#### [REQUEST]
Report back each line of the records that contains the string "stock".

#### [RECORDS FOR THIS TASK]
..........
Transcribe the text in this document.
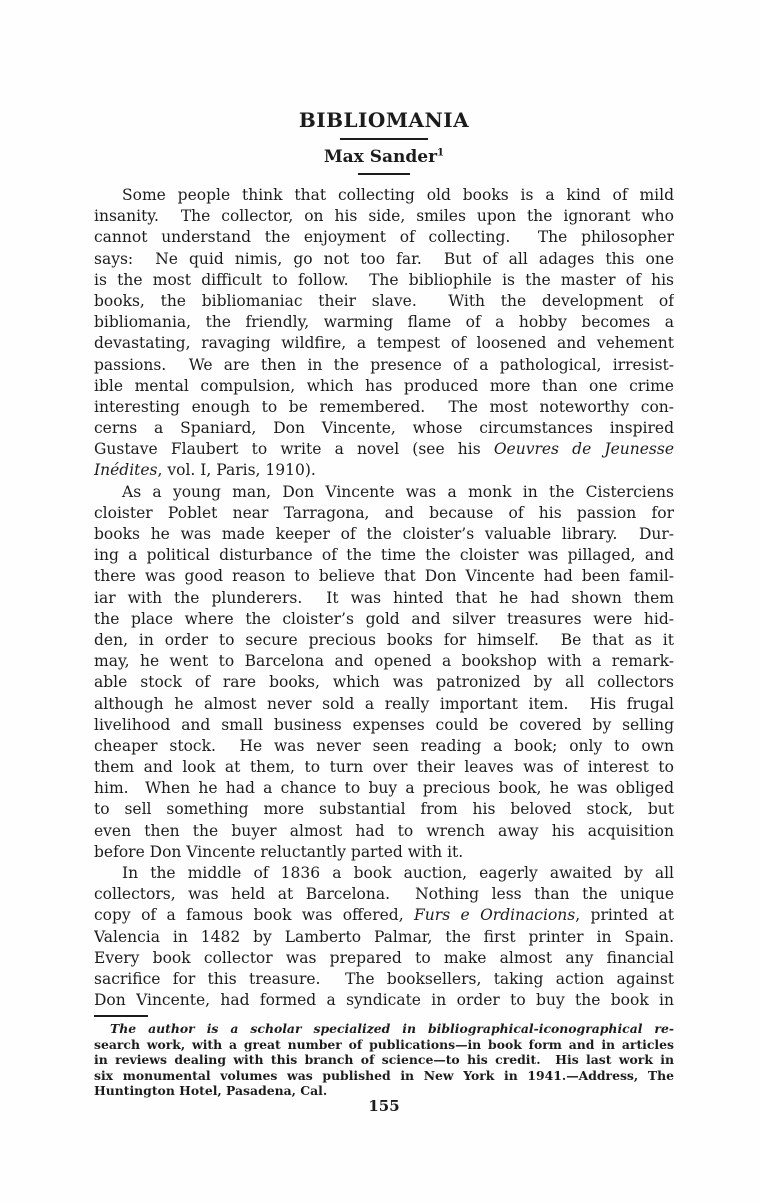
BIBLIOMANIA
Max Sander$^1$
Some people think that collecting old books is a kind of mild
insanity.  The collector, on his side, smiles upon the ignorant who
cannot understand the enjoyment of collecting.  The philosopher
says:  Ne quid nimis, go not too far.  But of all adages this one
is the most difficult to follow.  The bibliophile is the master of his
books, the bibliomaniac their slave.  With the development of
bibliomania, the friendly, warming flame of a hobby becomes a
devastating, ravaging wildfire, a tempest of loosened and vehement
passions.  We are then in the presence of a pathological, irresist-
ible mental compulsion, which has produced more than one crime
interesting enough to be remembered.  The most noteworthy con-
cerns a Spaniard, Don Vincente, whose circumstances inspired
Gustave Flaubert to write a novel (see his Oeuvres de Jeunesse
Inédites, vol. I, Paris, 1910).
As a young man, Don Vincente was a monk in the Cisterciens
cloister Poblet near Tarragona, and because of his passion for
books he was made keeper of the cloister’s valuable library.  Dur-
ing a political disturbance of the time the cloister was pillaged, and
there was good reason to believe that Don Vincente had been famil-
iar with the plunderers.  It was hinted that he had shown them
the place where the cloister’s gold and silver treasures were hid-
den, in order to secure precious books for himself.  Be that as it
may, he went to Barcelona and opened a bookshop with a remark-
able stock of rare books, which was patronized by all collectors
although he almost never sold a really important item.  His frugal
livelihood and small business expenses could be covered by selling
cheaper stock.  He was never seen reading a book; only to own
them and look at them, to turn over their leaves was of interest to
him.  When he had a chance to buy a precious book, he was obliged
to sell something more substantial from his beloved stock, but
even then the buyer almost had to wrench away his acquisition
before Don Vincente reluctantly parted with it.
In the middle of 1836 a book auction, eagerly awaited by all
collectors, was held at Barcelona.  Nothing less than the unique
copy of a famous book was offered, Furs e Ordinacions, printed at
Valencia in 1482 by Lamberto Palmar, the first printer in Spain.
Every book collector was prepared to make almost any financial
sacrifice for this treasure.  The booksellers, taking action against
Don Vincente, had formed a syndicate in order to buy the book in
The author is a scholar specialized in bibliographical-iconographical re-
search work, with a great number of publications—in book form and in articles
in reviews dealing with this branch of science—to his credit.  His last work in
six monumental volumes was published in New York in 1941.—Address, The
Huntington Hotel, Pasadena, Cal.
155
..........
#### [OUTPUT BELOW]
able stock of rare books, which was patronized by all collectors
cheaper stock.  He was never seen reading a book; only to own
to sell something more substantial from his beloved stock, but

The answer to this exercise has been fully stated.